| Set problem |
Each line containing the word "пренебречь" must be collected.

^^^^^^^^

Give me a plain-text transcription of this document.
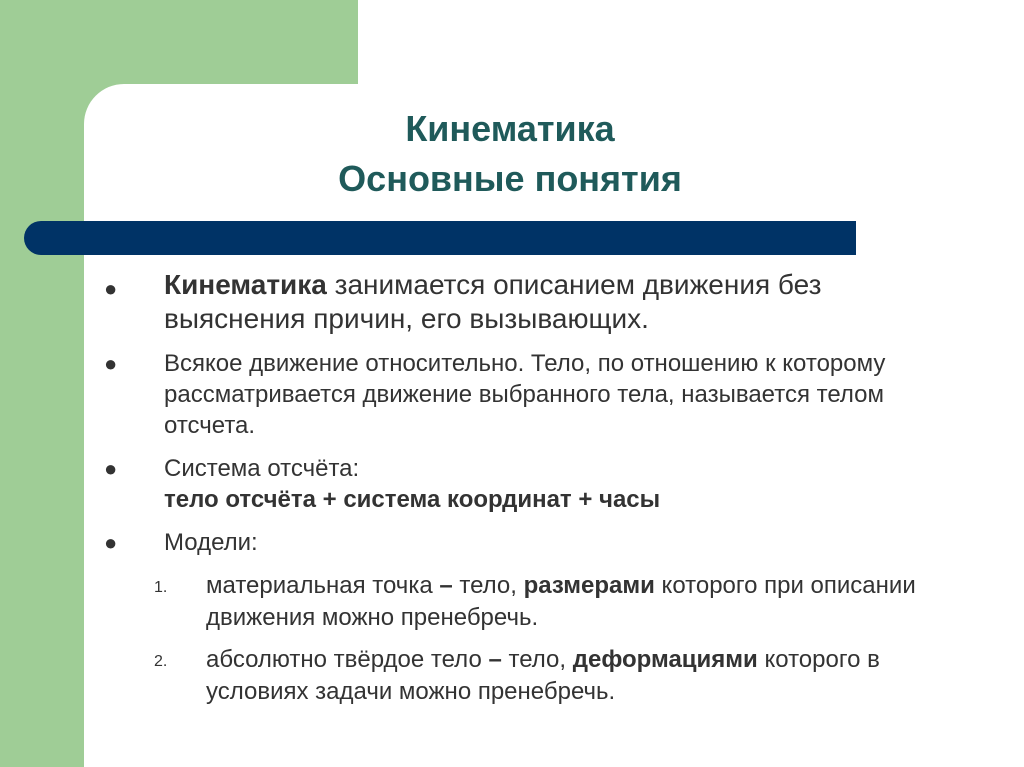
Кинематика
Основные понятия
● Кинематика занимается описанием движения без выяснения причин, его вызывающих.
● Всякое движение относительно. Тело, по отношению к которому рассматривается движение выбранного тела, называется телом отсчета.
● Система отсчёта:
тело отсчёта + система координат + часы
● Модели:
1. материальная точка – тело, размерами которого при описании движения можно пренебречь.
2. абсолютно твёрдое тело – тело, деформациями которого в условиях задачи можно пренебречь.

^^^^^^^^

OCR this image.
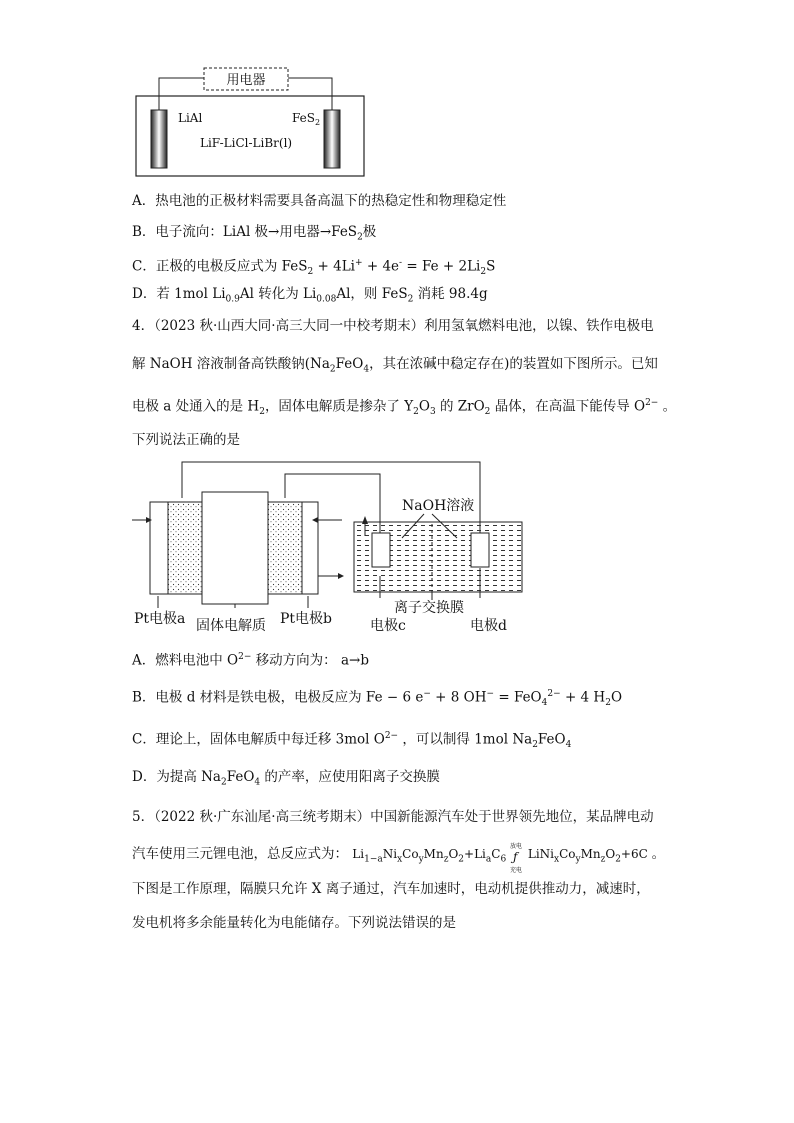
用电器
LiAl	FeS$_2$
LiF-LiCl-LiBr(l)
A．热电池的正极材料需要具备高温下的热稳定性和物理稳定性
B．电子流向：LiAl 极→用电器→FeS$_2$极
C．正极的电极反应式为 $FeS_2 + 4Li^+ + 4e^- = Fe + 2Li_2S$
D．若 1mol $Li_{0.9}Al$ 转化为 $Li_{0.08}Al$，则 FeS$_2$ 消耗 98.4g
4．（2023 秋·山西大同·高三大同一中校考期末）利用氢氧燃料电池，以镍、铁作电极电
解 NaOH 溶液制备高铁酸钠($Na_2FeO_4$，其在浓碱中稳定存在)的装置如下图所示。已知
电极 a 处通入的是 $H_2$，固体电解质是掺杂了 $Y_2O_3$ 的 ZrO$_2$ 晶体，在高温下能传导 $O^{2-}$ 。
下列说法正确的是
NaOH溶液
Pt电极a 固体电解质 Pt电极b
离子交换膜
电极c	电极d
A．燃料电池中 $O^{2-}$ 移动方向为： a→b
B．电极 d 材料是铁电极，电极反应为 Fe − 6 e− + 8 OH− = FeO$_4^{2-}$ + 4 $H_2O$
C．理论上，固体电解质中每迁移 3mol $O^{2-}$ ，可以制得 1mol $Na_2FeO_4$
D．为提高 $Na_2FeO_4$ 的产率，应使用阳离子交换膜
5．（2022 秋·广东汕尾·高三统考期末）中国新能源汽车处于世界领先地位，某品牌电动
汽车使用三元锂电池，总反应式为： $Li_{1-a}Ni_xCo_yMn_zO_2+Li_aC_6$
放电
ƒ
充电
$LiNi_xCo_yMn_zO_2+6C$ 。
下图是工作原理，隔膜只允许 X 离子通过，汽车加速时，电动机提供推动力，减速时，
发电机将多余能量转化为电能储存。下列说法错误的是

^^^^^^^^

| Exercise answer |
1. материальная точка – тело, размерами которого при описании движения можно пренебречь.
2. абсолютно твёрдое тело – тело, деформациями которого в условиях задачи можно пренебречь.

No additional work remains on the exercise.